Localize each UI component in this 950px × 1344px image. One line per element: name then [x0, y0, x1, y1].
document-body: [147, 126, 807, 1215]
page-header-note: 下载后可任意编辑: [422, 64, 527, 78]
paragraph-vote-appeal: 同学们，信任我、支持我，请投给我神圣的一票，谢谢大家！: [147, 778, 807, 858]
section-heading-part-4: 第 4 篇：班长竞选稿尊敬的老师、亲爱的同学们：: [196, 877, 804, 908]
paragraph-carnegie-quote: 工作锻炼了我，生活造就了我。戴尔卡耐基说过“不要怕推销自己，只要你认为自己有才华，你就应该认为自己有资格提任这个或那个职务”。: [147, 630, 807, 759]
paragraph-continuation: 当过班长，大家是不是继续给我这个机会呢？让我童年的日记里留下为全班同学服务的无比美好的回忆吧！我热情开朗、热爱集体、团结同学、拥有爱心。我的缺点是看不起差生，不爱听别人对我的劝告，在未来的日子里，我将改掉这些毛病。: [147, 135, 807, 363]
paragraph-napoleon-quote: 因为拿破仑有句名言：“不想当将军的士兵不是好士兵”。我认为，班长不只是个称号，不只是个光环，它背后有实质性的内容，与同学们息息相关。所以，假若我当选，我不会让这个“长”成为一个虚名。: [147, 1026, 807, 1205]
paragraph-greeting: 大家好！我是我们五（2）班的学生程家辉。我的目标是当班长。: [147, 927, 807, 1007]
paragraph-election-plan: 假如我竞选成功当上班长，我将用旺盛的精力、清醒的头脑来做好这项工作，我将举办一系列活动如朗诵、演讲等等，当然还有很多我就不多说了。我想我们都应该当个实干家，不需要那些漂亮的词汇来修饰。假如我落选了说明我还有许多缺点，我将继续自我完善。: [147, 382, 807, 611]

▸ **Stated goal**: Can you turn every line of the listing above into a JSON array of strings, one string per line, with blank lines omitted?

▸ **Correct answer**:
[
  "Localize each UI component in this 950px × 1344px image. One line per element: name then [x0, y0, x1, y1].",
  "document-body: [147, 126, 807, 1215]",
  "page-header-note: 下载后可任意编辑: [422, 64, 527, 78]",
  "paragraph-vote-appeal: 同学们，信任我、支持我，请投给我神圣的一票，谢谢大家！: [147, 778, 807, 858]",
  "section-heading-part-4: 第 4 篇：班长竞选稿尊敬的老师、亲爱的同学们：: [196, 877, 804, 908]",
  "paragraph-carnegie-quote: 工作锻炼了我，生活造就了我。戴尔卡耐基说过“不要怕推销自己，只要你认为自己有才华，你就应该认为自己有资格提任这个或那个职务”。: [147, 630, 807, 759]",
  "paragraph-continuation: 当过班长，大家是不是继续给我这个机会呢？让我童年的日记里留下为全班同学服务的无比美好的回忆吧！我热情开朗、热爱集体、团结同学、拥有爱心。我的缺点是看不起差生，不爱听别人对我的劝告，在未来的日子里，我将改掉这些毛病。: [147, 135, 807, 363]",
  "paragraph-napoleon-quote: 因为拿破仑有句名言：“不想当将军的士兵不是好士兵”。我认为，班长不只是个称号，不只是个光环，它背后有实质性的内容，与同学们息息相关。所以，假若我当选，我不会让这个“长”成为一个虚名。: [147, 1026, 807, 1205]",
  "paragraph-greeting: 大家好！我是我们五（2）班的学生程家辉。我的目标是当班长。: [147, 927, 807, 1007]",
  "paragraph-election-plan: 假如我竞选成功当上班长，我将用旺盛的精力、清醒的头脑来做好这项工作，我将举办一系列活动如朗诵、演讲等等，当然还有很多我就不多说了。我想我们都应该当个实干家，不需要那些漂亮的词汇来修饰。假如我落选了说明我还有许多缺点，我将继续自我完善。: [147, 382, 807, 611]"
]